*Problem statement*.
From the line that has "Read all visible content and emit it as JSON." down to the final line of the listing below, transcribe every line exactly, and only those.

*Data lines*.
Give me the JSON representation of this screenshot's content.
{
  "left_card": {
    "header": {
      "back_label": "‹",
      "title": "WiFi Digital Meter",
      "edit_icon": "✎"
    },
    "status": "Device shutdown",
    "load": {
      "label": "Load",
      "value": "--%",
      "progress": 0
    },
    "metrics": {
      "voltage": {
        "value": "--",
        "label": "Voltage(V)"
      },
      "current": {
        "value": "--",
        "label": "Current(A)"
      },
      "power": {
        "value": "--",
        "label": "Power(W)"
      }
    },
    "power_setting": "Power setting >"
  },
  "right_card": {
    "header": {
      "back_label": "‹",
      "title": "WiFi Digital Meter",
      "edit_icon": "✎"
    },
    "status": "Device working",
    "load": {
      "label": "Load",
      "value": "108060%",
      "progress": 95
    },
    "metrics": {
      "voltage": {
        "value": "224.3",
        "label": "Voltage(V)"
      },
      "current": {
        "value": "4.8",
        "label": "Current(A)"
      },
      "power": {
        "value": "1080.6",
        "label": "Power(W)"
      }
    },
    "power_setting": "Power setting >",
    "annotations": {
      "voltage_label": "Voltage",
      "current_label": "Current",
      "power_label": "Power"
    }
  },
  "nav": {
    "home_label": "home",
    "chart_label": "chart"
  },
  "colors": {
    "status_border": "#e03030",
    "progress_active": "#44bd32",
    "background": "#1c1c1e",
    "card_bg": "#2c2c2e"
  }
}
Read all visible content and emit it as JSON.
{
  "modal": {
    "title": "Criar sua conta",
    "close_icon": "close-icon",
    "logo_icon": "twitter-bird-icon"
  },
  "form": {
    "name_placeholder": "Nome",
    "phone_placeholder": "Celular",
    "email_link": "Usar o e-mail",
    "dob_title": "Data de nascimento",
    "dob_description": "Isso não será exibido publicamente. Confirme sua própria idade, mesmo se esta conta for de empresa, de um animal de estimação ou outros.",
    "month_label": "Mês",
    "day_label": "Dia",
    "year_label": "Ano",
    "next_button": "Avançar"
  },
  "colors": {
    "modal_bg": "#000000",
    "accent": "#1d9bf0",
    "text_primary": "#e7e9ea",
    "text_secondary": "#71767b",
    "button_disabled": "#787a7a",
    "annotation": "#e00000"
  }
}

*Exercise answer*.
Read all visible content and emit it as JSON.
{
  "modal": {
    "title": "Criar sua conta",
    "close_icon": "close-icon",
    "logo_icon": "twitter-bird-icon"
  },
  "form": {
    "name_placeholder": "Nome",
    "phone_placeholder": "Celular",
    "email_link": "Usar o e-mail",
    "dob_title": "Data de nascimento",
    "dob_description": "Isso não será exibido publicamente. Confirme sua própria idade, mesmo se esta conta for de empresa, de um animal de estimação ou outros.",
    "month_label": "Mês",
    "day_label": "Dia",
    "year_label": "Ano",
    "next_button": "Avançar"
  },
  "colors": {
    "modal_bg": "#000000",
    "accent": "#1d9bf0",
    "text_primary": "#e7e9ea",
    "text_secondary": "#71767b",
    "button_disabled": "#787a7a",
    "annotation": "#e00000"
  }
}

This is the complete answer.